* Description of the task *
Repeat, exactly and in full, the lines of the listing below, but without any pictures.

Chart and figure data:
□ □ □ □ □ □ □

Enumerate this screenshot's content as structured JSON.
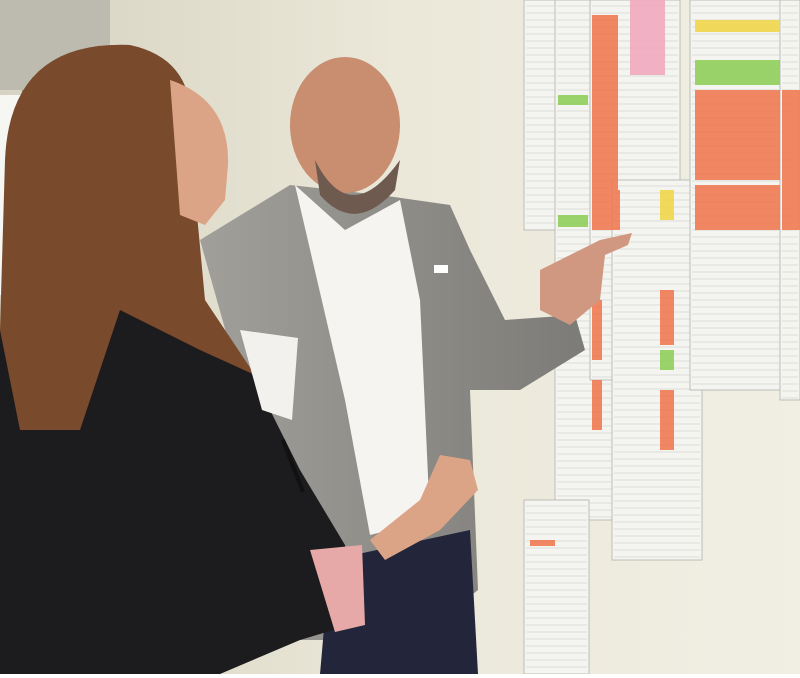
{
  "photo": {
    "colors": {
      "wall": "#e9e6d6",
      "wall_shadow": "#cfccb8",
      "paper": "#f4f4f0",
      "orange_cells": "#ef7a52",
      "green_cells": "#8fcf5a",
      "yellow_cells": "#f0d64a",
      "pink_cell": "#f2a9c0",
      "suit_grey": "#8e8c88",
      "shirt_white": "#f5f4f1",
      "blazer_black": "#1c1b1d",
      "hair_brown": "#7a4a2c",
      "skin": "#d9a083"
    }
  }
}
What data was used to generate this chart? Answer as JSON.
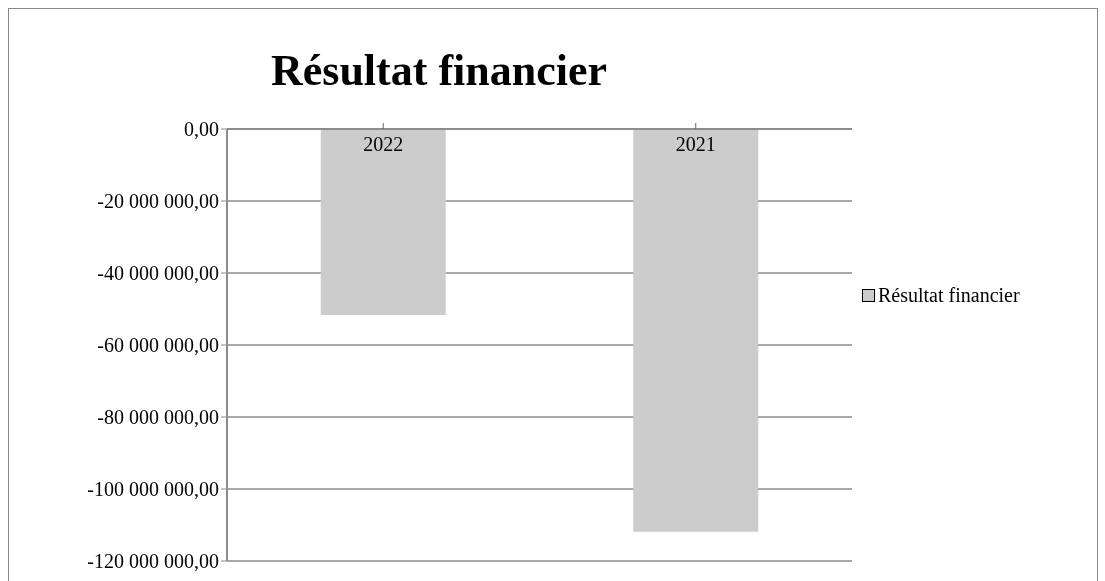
{
  "chart_data": {
    "type": "bar",
    "title": "Résultat financier",
    "categories": [
      "2022",
      "2021"
    ],
    "series": [
      {
        "name": "Résultat financier",
        "color": "#cccccc",
        "values": [
          -51700000,
          -111900000
        ]
      }
    ],
    "ylim": [
      -120000000,
      0
    ],
    "yticks": [
      {
        "value": 0,
        "label": "0,00"
      },
      {
        "value": -20000000,
        "label": "-20 000 000,00"
      },
      {
        "value": -40000000,
        "label": "-40 000 000,00"
      },
      {
        "value": -60000000,
        "label": "-60 000 000,00"
      },
      {
        "value": -80000000,
        "label": "-80 000 000,00"
      },
      {
        "value": -100000000,
        "label": "-100 000 000,00"
      },
      {
        "value": -120000000,
        "label": "-120 000 000,00"
      }
    ],
    "grid": "y",
    "legend": "right"
  }
}
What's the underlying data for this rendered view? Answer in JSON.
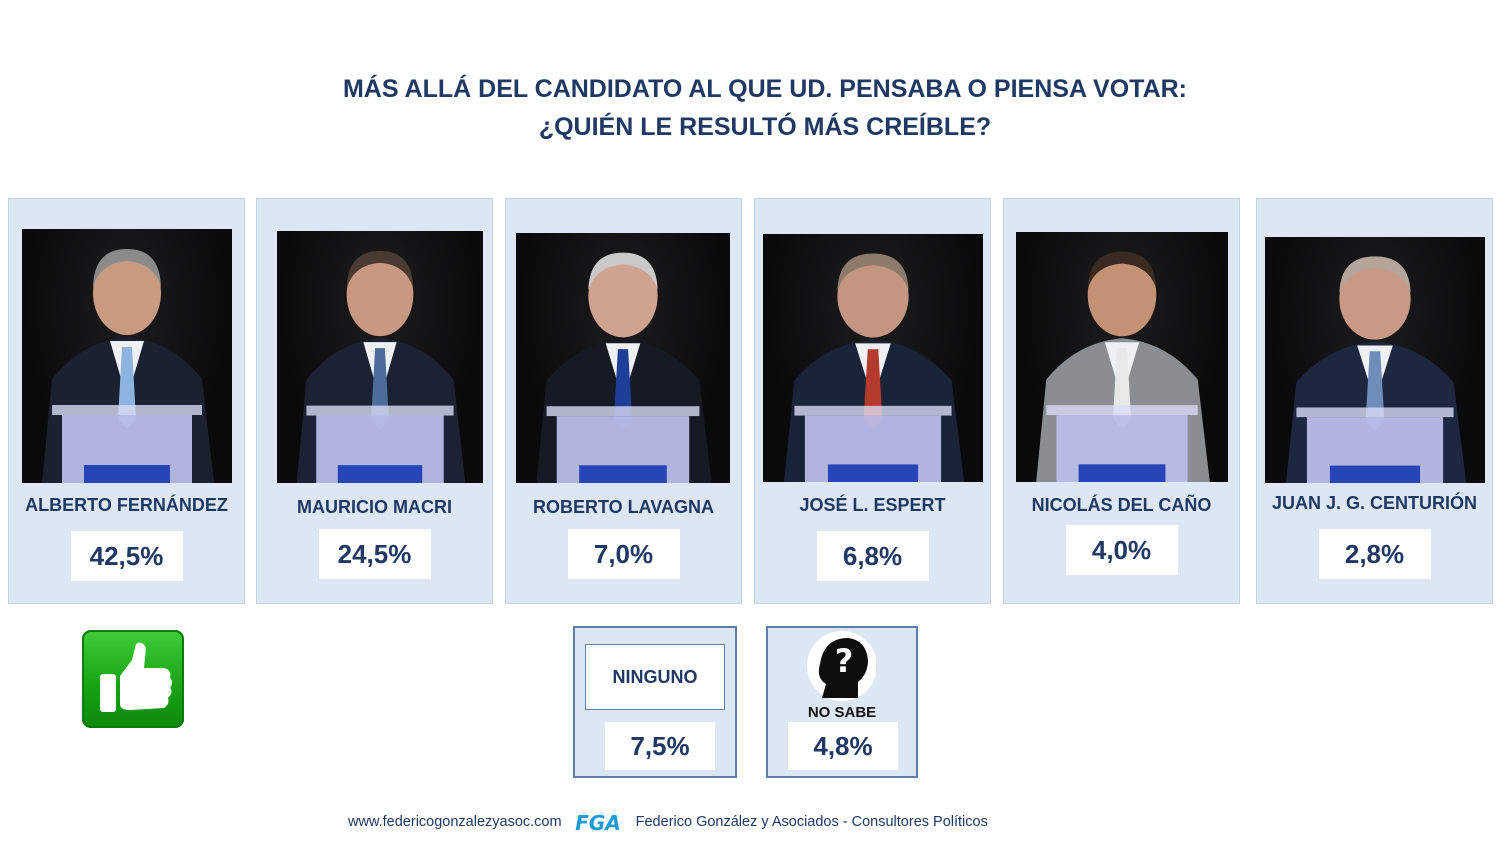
{
  "title": {
    "line1": "MÁS ALLÁ DEL CANDIDATO AL QUE UD. PENSABA O PIENSA VOTAR:",
    "line2": "¿QUIÉN LE RESULTÓ MÁS CREÍBLE?"
  },
  "chart_data": {
    "type": "table",
    "unit": "%",
    "categories": [
      "ALBERTO FERNÁNDEZ",
      "MAURICIO MACRI",
      "ROBERTO LAVAGNA",
      "JOSÉ L. ESPERT",
      "NICOLÁS DEL CAÑO",
      "JUAN J. G. CENTURIÓN",
      "NINGUNO",
      "NO SABE"
    ],
    "values": [
      42.5,
      24.5,
      7.0,
      6.8,
      4.0,
      2.8,
      7.5,
      4.8
    ],
    "labels": [
      "42,5%",
      "24,5%",
      "7,0%",
      "6,8%",
      "4,0%",
      "2,8%",
      "7,5%",
      "4,8%"
    ]
  },
  "candidates": [
    {
      "name": "ALBERTO FERNÁNDEZ",
      "pct": "42,5%",
      "tie": "#8db4de",
      "suit": "#1b2130",
      "skin": "#c89a80",
      "hair": "#8a8a8a"
    },
    {
      "name": "MAURICIO MACRI",
      "pct": "24,5%",
      "tie": "#4d6e9c",
      "suit": "#1c2233",
      "skin": "#c99880",
      "hair": "#4a3b30"
    },
    {
      "name": "ROBERTO LAVAGNA",
      "pct": "7,0%",
      "tie": "#1d3f9a",
      "suit": "#161a24",
      "skin": "#d0a290",
      "hair": "#c9c9c9"
    },
    {
      "name": "JOSÉ L. ESPERT",
      "pct": "6,8%",
      "tie": "#b53a2e",
      "suit": "#1a2438",
      "skin": "#c49580",
      "hair": "#8c7a6a"
    },
    {
      "name": "NICOLÁS DEL CAÑO",
      "pct": "4,0%",
      "tie": "#e8e8e8",
      "suit": "#8a8d92",
      "skin": "#c39274",
      "hair": "#3a2a20"
    },
    {
      "name": "JUAN J. G. CENTURIÓN",
      "pct": "2,8%",
      "tie": "#6e8db8",
      "suit": "#1e2740",
      "skin": "#c89a86",
      "hair": "#b4a59a"
    }
  ],
  "ninguno": {
    "label": "NINGUNO",
    "pct": "7,5%"
  },
  "no_sabe": {
    "label": "NO SABE",
    "pct": "4,8%"
  },
  "footer": {
    "url": "www.federicogonzalezyasoc.com",
    "logo_text": "FGA",
    "company": "Federico González y Asociados - Consultores Políticos"
  },
  "colors": {
    "title": "#1f3864",
    "card_bg": "#dde7f3",
    "logo": "#1a9ad6",
    "thumb": "#16a012"
  },
  "icons": [
    "thumbs-up-icon",
    "question-head-icon",
    "fga-logo"
  ]
}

□ □ □ □ □ □ □

* Worked answer *
Enumerate this screenshot's content as structured JSON.
{
  "photo": {
    "colors": {
      "wall": "#e9e6d6",
      "wall_shadow": "#cfccb8",
      "paper": "#f4f4f0",
      "orange_cells": "#ef7a52",
      "green_cells": "#8fcf5a",
      "yellow_cells": "#f0d64a",
      "pink_cell": "#f2a9c0",
      "suit_grey": "#8e8c88",
      "shirt_white": "#f5f4f1",
      "blazer_black": "#1c1b1d",
      "hair_brown": "#7a4a2c",
      "skin": "#d9a083"
    }
  }
}
What data was used to generate this chart? Answer as JSON.
{
  "chart_data": {
    "type": "bar",
    "title": "Résultat financier",
    "categories": [
      "2022",
      "2021"
    ],
    "series": [
      {
        "name": "Résultat financier",
        "color": "#cccccc",
        "values": [
          -51700000,
          -111900000
        ]
      }
    ],
    "ylim": [
      -120000000,
      0
    ],
    "yticks": [
      {
        "value": 0,
        "label": "0,00"
      },
      {
        "value": -20000000,
        "label": "-20 000 000,00"
      },
      {
        "value": -40000000,
        "label": "-40 000 000,00"
      },
      {
        "value": -60000000,
        "label": "-60 000 000,00"
      },
      {
        "value": -80000000,
        "label": "-80 000 000,00"
      },
      {
        "value": -100000000,
        "label": "-100 000 000,00"
      },
      {
        "value": -120000000,
        "label": "-120 000 000,00"
      }
    ],
    "grid": "y",
    "legend": "right"
  }
}
What's the underlying data for this rendered view? Answer in JSON.
{
  "title": {
    "line1": "MÁS ALLÁ DEL CANDIDATO AL QUE UD. PENSABA O PIENSA VOTAR:",
    "line2": "¿QUIÉN LE RESULTÓ MÁS CREÍBLE?"
  },
  "chart_data": {
    "type": "table",
    "unit": "%",
    "categories": [
      "ALBERTO FERNÁNDEZ",
      "MAURICIO MACRI",
      "ROBERTO LAVAGNA",
      "JOSÉ L. ESPERT",
      "NICOLÁS DEL CAÑO",
      "JUAN J. G. CENTURIÓN",
      "NINGUNO",
      "NO SABE"
    ],
    "values": [
      42.5,
      24.5,
      7.0,
      6.8,
      4.0,
      2.8,
      7.5,
      4.8
    ],
    "labels": [
      "42,5%",
      "24,5%",
      "7,0%",
      "6,8%",
      "4,0%",
      "2,8%",
      "7,5%",
      "4,8%"
    ]
  },
  "candidates": [
    {
      "name": "ALBERTO FERNÁNDEZ",
      "pct": "42,5%",
      "tie": "#8db4de",
      "suit": "#1b2130",
      "skin": "#c89a80",
      "hair": "#8a8a8a"
    },
    {
      "name": "MAURICIO MACRI",
      "pct": "24,5%",
      "tie": "#4d6e9c",
      "suit": "#1c2233",
      "skin": "#c99880",
      "hair": "#4a3b30"
    },
    {
      "name": "ROBERTO LAVAGNA",
      "pct": "7,0%",
      "tie": "#1d3f9a",
      "suit": "#161a24",
      "skin": "#d0a290",
      "hair": "#c9c9c9"
    },
    {
      "name": "JOSÉ L. ESPERT",
      "pct": "6,8%",
      "tie": "#b53a2e",
      "suit": "#1a2438",
      "skin": "#c49580",
      "hair": "#8c7a6a"
    },
    {
      "name": "NICOLÁS DEL CAÑO",
      "pct": "4,0%",
      "tie": "#e8e8e8",
      "suit": "#8a8d92",
      "skin": "#c39274",
      "hair": "#3a2a20"
    },
    {
      "name": "JUAN J. G. CENTURIÓN",
      "pct": "2,8%",
      "tie": "#6e8db8",
      "suit": "#1e2740",
      "skin": "#c89a86",
      "hair": "#b4a59a"
    }
  ],
  "ninguno": {
    "label": "NINGUNO",
    "pct": "7,5%"
  },
  "no_sabe": {
    "label": "NO SABE",
    "pct": "4,8%"
  },
  "footer": {
    "url": "www.federicogonzalezyasoc.com",
    "logo_text": "FGA",
    "company": "Federico González y Asociados - Consultores Políticos"
  },
  "colors": {
    "title": "#1f3864",
    "card_bg": "#dde7f3",
    "logo": "#1a9ad6",
    "thumb": "#16a012"
  },
  "icons": [
    "thumbs-up-icon",
    "question-head-icon",
    "fga-logo"
  ]
}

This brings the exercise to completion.